**** TRECHO SELECIONADO

Dados divulgados pelo Instituto Alana apontam que 71% das cidades brasileiras não cumprem as diretrizes da lei, mantendo um ensino que ignora ou marginaliza a contribuição africana na formação social, cultural e econômica do Brasil.
Obstáculos para implementação da lei 10.639
Para a pedagoga e doutoranda em Educação Luiza Mandela, o principal entrave à implementação da legislação é o racismo estrutural, que permeia todas as esferas da sociedade, inclusive o sistema educacional.
“Pensar na inclusão da história e da cultura afro-brasileira e africana nos currículos é algo que o Brasil precisa repensar profundamente. O país precisa se rever como nação e enfrentar essas questões de forma séria”, afirma em entrevista com a Alma Preta.
Além disso, a ausência de formação docente específica, falta de monitoramento da aplicação da lei e insuficiência de recursos financeiros tornam o cenário ainda mais desafiador.
Um levantamento repercutido pelo portal Geledés revelou que apenas 8% dos municípios destinam verba específica para ações voltadas à implementação da lei, evidenciando sua baixa prioridade no planejamento educacional.
Embora os obstáculos sejam numerosos, algumas iniciativas municipais mostram que mudanças são possíveis. Macaé, no Rio de Janeiro, é um exemplo. O município conta com uma Coordenadoria de Igualdade Racial, que oferece formação contínua para educadores, cursos de letramento racial e verba específica para a implementação de políticas públicas voltadas à diversidade étnico-racial.

********
**** TRECHOS DOS DADOS

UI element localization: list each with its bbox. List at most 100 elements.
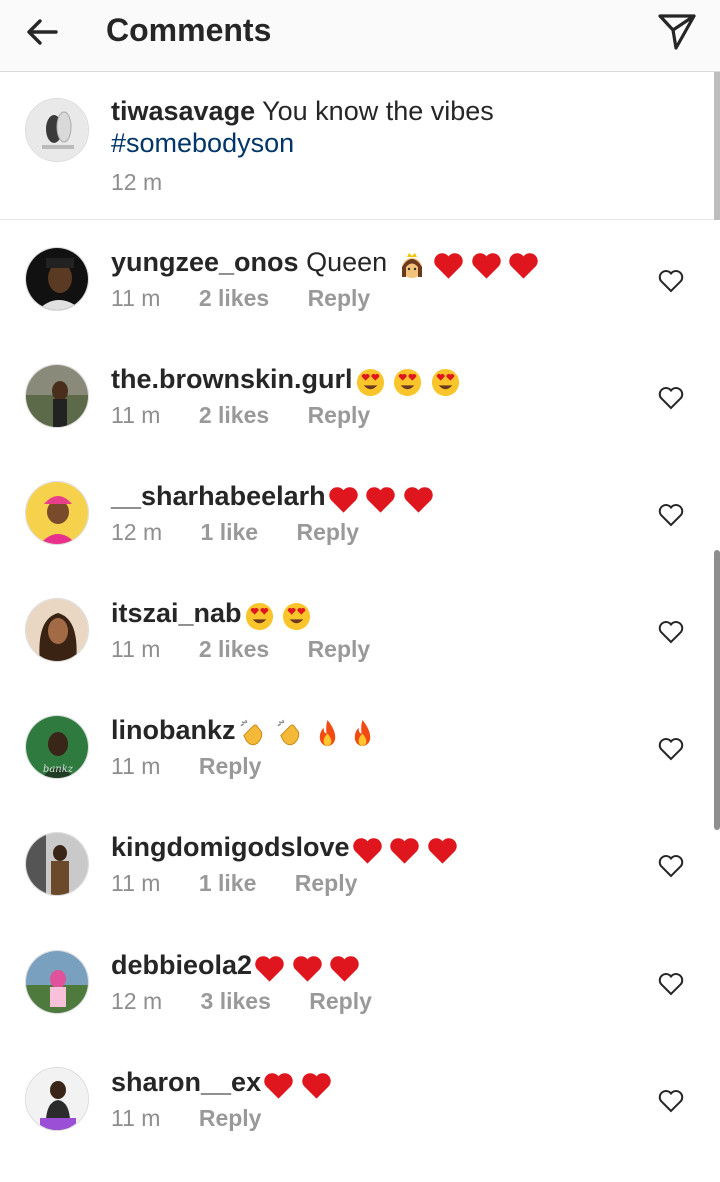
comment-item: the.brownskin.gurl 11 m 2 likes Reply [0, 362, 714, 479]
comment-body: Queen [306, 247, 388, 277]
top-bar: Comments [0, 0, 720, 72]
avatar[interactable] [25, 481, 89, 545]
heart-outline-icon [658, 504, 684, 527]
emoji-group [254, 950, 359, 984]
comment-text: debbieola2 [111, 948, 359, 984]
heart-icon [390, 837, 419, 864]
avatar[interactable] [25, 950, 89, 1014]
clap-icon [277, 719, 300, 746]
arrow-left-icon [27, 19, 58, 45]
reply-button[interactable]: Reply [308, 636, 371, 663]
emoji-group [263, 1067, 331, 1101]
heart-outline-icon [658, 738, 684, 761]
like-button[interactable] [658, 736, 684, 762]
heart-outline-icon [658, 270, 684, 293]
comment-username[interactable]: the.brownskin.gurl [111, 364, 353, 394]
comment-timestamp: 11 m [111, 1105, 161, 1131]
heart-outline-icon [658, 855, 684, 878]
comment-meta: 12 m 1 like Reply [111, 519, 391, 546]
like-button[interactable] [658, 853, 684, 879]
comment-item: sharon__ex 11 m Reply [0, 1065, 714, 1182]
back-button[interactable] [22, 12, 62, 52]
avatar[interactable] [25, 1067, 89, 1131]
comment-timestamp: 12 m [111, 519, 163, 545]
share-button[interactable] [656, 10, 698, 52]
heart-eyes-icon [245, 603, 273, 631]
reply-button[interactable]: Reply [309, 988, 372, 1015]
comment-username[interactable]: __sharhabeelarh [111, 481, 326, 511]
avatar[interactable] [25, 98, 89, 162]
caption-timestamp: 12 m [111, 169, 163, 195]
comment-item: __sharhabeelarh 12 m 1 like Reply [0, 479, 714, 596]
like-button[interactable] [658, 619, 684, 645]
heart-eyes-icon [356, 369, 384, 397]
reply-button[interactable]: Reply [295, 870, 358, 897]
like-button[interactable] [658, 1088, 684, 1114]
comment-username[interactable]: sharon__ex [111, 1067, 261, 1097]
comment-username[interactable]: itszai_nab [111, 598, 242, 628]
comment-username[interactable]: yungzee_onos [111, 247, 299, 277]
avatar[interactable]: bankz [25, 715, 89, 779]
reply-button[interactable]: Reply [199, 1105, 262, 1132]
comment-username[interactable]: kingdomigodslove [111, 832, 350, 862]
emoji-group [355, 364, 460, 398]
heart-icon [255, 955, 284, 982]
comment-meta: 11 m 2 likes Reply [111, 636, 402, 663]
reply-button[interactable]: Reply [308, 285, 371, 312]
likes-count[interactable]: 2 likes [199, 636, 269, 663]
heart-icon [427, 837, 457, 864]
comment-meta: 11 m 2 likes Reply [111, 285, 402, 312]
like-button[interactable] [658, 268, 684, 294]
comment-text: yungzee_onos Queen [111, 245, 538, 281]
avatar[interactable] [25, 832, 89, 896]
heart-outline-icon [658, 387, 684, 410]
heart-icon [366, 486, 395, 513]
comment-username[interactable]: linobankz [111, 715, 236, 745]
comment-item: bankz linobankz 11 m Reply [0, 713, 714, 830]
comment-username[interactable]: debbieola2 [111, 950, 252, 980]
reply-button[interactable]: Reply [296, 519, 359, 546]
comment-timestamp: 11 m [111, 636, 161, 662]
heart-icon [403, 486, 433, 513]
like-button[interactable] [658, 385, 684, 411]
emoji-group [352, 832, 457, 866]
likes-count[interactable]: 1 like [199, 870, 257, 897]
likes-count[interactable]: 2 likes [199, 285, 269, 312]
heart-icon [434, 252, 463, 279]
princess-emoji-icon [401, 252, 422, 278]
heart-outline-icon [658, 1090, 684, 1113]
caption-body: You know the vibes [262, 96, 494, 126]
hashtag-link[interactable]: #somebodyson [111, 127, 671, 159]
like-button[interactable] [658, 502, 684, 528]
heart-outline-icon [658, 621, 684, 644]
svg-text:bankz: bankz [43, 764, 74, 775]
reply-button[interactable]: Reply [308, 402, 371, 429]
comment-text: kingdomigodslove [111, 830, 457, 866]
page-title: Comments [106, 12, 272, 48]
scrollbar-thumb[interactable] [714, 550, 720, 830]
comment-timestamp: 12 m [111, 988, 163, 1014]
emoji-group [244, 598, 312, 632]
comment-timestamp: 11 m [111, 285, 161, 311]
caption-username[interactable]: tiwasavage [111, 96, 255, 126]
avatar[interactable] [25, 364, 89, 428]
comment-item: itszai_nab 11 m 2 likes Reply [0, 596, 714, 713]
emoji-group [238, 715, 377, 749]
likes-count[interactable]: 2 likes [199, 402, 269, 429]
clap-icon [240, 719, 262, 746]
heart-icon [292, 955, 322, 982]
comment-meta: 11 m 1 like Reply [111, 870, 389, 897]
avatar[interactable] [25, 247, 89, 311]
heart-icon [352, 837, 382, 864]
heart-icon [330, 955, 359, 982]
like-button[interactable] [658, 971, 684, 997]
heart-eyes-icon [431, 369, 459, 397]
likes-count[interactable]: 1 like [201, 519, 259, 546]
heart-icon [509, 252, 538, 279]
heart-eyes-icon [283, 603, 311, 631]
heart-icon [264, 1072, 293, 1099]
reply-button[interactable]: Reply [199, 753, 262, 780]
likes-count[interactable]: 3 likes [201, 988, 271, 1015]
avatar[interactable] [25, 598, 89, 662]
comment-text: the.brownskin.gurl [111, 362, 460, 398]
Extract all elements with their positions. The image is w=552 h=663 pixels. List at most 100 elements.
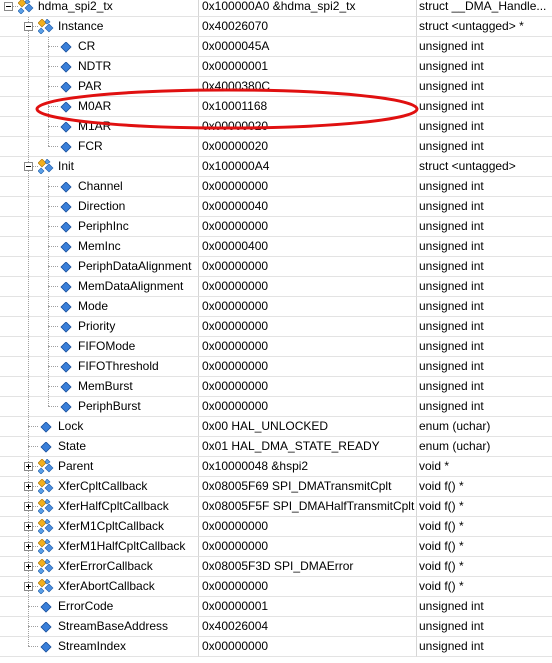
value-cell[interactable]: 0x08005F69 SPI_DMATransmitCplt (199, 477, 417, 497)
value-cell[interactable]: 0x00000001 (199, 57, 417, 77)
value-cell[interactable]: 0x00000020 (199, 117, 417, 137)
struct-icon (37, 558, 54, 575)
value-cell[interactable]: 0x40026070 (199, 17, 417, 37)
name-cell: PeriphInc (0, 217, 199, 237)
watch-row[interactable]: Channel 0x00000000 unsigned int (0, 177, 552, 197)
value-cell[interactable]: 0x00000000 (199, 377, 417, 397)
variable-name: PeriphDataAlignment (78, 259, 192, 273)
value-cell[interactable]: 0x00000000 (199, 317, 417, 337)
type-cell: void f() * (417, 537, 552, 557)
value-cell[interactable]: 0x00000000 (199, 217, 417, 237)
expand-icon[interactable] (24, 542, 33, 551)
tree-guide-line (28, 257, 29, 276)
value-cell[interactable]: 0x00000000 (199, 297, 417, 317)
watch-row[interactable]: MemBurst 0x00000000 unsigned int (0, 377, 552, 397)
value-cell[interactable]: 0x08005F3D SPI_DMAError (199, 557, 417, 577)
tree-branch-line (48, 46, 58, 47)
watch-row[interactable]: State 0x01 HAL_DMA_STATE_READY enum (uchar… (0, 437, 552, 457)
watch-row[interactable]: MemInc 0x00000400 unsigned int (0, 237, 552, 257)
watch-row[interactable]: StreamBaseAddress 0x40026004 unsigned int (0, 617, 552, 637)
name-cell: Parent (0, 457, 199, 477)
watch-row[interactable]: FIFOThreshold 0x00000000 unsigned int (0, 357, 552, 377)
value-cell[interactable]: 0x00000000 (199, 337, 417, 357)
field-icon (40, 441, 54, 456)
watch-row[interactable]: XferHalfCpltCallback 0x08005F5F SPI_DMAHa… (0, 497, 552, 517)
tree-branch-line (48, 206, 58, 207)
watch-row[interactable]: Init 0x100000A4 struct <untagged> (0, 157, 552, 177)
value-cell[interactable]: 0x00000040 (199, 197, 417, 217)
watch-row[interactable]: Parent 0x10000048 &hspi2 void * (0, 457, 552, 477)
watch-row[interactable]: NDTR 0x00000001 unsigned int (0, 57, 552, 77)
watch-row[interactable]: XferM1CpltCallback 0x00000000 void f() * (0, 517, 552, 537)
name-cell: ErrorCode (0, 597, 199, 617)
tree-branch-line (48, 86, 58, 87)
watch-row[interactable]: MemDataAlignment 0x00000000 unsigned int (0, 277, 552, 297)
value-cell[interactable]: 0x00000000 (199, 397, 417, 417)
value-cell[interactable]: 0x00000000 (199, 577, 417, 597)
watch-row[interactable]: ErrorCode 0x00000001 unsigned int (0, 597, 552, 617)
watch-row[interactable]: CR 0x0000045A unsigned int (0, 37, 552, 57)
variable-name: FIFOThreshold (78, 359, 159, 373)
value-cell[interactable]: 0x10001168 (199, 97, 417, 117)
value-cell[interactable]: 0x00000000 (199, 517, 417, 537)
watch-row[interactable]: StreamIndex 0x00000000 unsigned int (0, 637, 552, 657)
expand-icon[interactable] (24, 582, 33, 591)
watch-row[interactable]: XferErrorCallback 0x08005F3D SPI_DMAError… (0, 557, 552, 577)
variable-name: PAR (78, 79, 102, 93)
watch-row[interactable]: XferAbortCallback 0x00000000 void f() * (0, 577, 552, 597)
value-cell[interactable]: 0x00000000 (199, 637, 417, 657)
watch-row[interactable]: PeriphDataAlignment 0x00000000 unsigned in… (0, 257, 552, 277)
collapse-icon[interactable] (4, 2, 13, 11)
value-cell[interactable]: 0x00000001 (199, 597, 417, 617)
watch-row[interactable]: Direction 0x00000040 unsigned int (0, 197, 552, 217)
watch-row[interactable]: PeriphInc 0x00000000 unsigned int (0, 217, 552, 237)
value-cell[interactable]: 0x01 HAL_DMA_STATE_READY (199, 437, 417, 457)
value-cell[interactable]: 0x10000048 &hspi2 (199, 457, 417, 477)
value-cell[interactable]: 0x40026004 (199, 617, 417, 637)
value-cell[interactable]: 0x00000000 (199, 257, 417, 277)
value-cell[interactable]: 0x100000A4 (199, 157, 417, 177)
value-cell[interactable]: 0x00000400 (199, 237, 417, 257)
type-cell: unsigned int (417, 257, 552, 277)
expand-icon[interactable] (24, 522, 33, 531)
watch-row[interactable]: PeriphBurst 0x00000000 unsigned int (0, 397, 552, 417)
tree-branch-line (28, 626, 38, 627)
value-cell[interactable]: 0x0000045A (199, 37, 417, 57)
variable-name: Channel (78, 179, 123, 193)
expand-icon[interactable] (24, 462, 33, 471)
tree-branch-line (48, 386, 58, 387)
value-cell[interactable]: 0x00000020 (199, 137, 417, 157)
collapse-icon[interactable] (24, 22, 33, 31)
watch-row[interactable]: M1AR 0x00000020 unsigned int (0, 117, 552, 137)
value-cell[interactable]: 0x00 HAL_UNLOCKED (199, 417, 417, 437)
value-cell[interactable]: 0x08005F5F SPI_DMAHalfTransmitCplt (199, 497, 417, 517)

********

-- PEDIDOS --
1) Segundo o trecho sobre a lei 10.639, que percentual dos municípios destina verba específica para a implementação da lei?
2) Selecione cada linha das entradas que contenha a palavra "kingdomigodslove", levando em conta maiúsculas e minúsculas.
O texto e as entradas não têm nenhuma relação entre si.

-- SOLUÇÕES --
1) Apenas 8% dos municípios.

2)
comment-username[interactable]: kingdomigodslove [111, 832, 350, 862]
comment-text: kingdomigodslove [111, 830, 457, 866]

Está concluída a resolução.